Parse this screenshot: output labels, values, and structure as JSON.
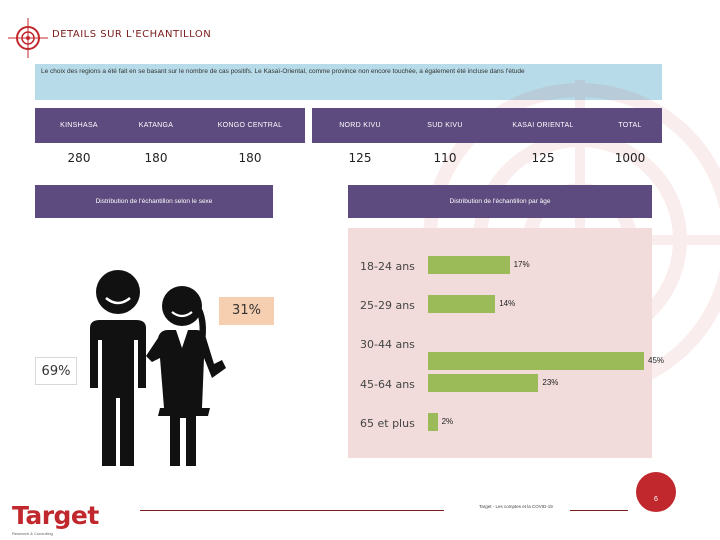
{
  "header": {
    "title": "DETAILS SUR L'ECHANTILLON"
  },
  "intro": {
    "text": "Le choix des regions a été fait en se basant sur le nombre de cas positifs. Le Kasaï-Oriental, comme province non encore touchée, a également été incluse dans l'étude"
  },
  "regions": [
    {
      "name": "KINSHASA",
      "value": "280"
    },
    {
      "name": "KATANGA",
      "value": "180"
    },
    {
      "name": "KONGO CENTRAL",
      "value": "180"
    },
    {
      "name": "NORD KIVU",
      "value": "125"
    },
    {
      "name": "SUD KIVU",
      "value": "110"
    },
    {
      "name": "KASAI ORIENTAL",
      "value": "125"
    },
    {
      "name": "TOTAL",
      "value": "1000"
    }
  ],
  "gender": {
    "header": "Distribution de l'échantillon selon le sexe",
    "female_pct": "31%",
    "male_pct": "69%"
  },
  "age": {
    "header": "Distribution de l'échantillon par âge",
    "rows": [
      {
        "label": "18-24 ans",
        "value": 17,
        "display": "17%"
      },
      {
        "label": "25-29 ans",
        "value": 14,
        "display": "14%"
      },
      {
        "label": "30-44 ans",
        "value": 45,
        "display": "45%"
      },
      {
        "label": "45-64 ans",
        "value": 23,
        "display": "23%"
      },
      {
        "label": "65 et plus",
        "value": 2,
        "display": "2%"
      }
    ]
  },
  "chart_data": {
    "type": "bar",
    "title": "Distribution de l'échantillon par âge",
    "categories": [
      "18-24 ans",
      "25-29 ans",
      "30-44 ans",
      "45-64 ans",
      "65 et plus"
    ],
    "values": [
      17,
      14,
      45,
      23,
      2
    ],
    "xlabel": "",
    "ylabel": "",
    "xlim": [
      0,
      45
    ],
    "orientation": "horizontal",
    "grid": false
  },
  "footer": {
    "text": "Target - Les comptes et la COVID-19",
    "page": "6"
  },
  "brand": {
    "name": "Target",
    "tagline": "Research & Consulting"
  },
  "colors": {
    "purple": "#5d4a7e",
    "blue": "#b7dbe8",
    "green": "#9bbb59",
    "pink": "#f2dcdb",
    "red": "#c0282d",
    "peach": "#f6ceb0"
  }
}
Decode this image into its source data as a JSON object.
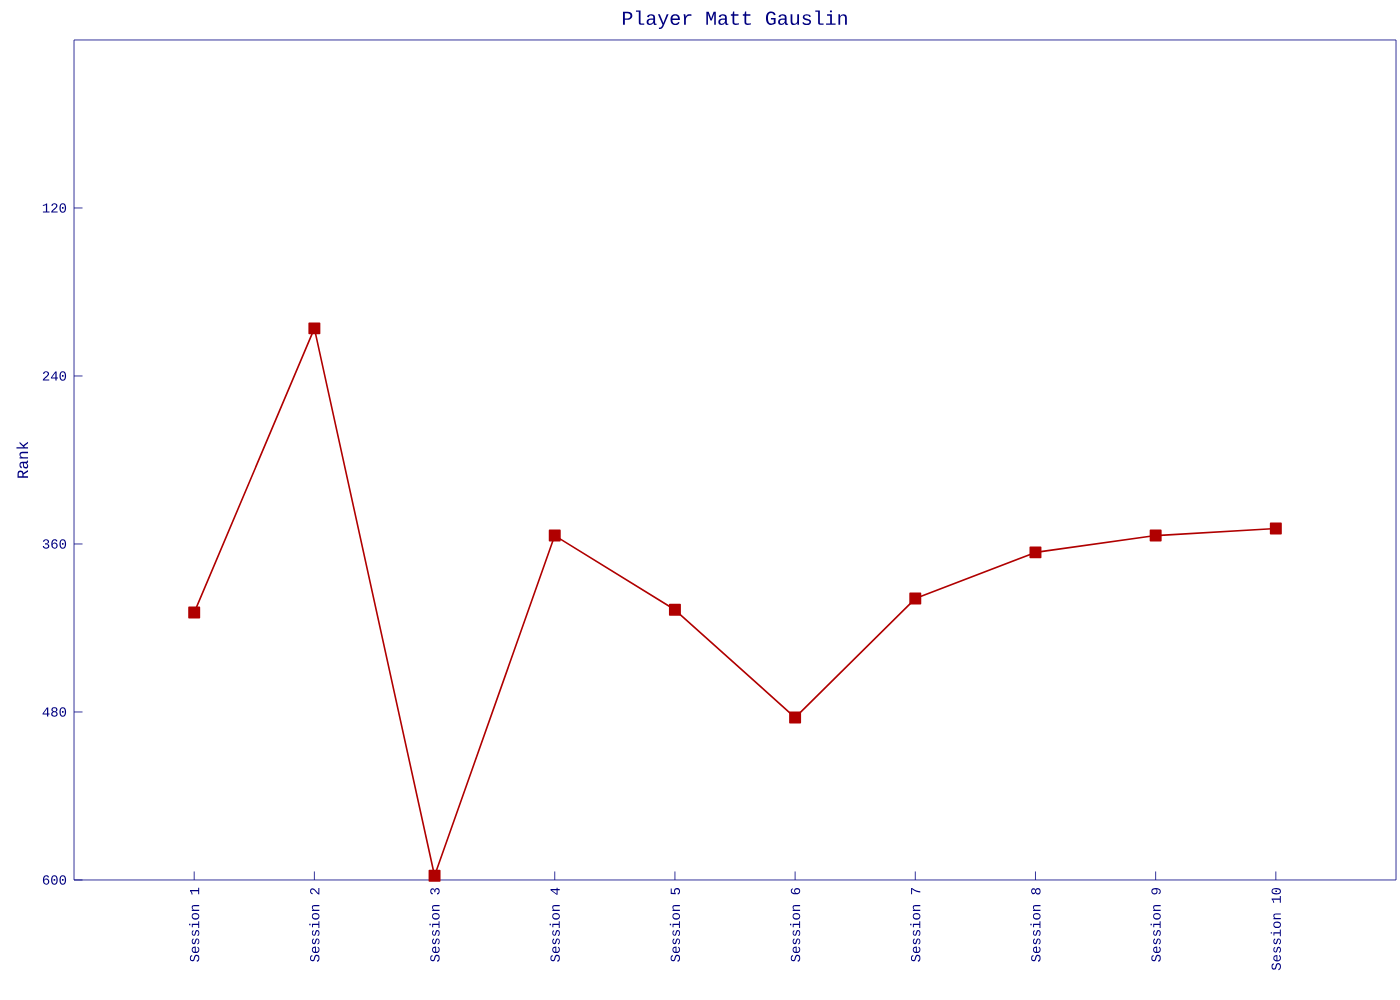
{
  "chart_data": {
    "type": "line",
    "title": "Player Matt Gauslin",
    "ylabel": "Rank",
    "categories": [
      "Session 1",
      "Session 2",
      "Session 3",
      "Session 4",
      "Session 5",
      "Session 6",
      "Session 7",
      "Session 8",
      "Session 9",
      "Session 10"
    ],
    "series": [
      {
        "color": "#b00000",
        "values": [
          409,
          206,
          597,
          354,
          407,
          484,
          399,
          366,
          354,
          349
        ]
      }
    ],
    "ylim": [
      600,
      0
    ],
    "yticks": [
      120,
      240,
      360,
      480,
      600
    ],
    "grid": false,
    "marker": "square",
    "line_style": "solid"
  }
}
· · ·
Problem =>
In the entries above, count each line with "text"; reply with the total only.

Solution to this task =>
2